**Task details**
From the entries that follow, extract each line holding the string "urăsc".

**Listed entries**
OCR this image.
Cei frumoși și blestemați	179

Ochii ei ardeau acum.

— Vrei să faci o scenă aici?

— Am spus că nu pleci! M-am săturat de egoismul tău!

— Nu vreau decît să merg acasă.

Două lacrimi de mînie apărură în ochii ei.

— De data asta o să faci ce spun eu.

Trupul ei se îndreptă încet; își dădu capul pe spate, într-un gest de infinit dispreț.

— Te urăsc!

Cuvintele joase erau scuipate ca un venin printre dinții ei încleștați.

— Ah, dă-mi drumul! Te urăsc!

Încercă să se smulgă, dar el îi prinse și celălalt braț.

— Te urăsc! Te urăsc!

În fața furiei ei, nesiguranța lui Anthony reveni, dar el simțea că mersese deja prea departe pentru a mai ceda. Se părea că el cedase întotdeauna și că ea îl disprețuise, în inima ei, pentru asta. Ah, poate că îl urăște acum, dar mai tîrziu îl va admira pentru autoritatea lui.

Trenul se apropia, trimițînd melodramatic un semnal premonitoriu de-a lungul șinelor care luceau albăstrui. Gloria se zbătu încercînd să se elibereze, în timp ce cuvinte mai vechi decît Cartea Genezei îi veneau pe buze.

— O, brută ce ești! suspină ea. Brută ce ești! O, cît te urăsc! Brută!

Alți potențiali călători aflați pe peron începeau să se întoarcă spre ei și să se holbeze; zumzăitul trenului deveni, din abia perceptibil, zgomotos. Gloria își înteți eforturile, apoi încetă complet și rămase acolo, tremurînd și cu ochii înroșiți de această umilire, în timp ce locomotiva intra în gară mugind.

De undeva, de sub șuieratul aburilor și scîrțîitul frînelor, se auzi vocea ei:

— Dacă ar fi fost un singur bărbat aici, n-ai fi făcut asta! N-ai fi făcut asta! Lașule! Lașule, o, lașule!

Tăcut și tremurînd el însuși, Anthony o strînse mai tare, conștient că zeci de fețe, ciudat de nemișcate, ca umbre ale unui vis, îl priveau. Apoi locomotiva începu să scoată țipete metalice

**Output**
— Te urăsc!
— Ah, dă-mi drumul! Te urăsc!
— Te urăsc! Te urăsc!
— O, brută ce ești! suspină ea. Brută ce ești! O, cît te urăsc! Brută!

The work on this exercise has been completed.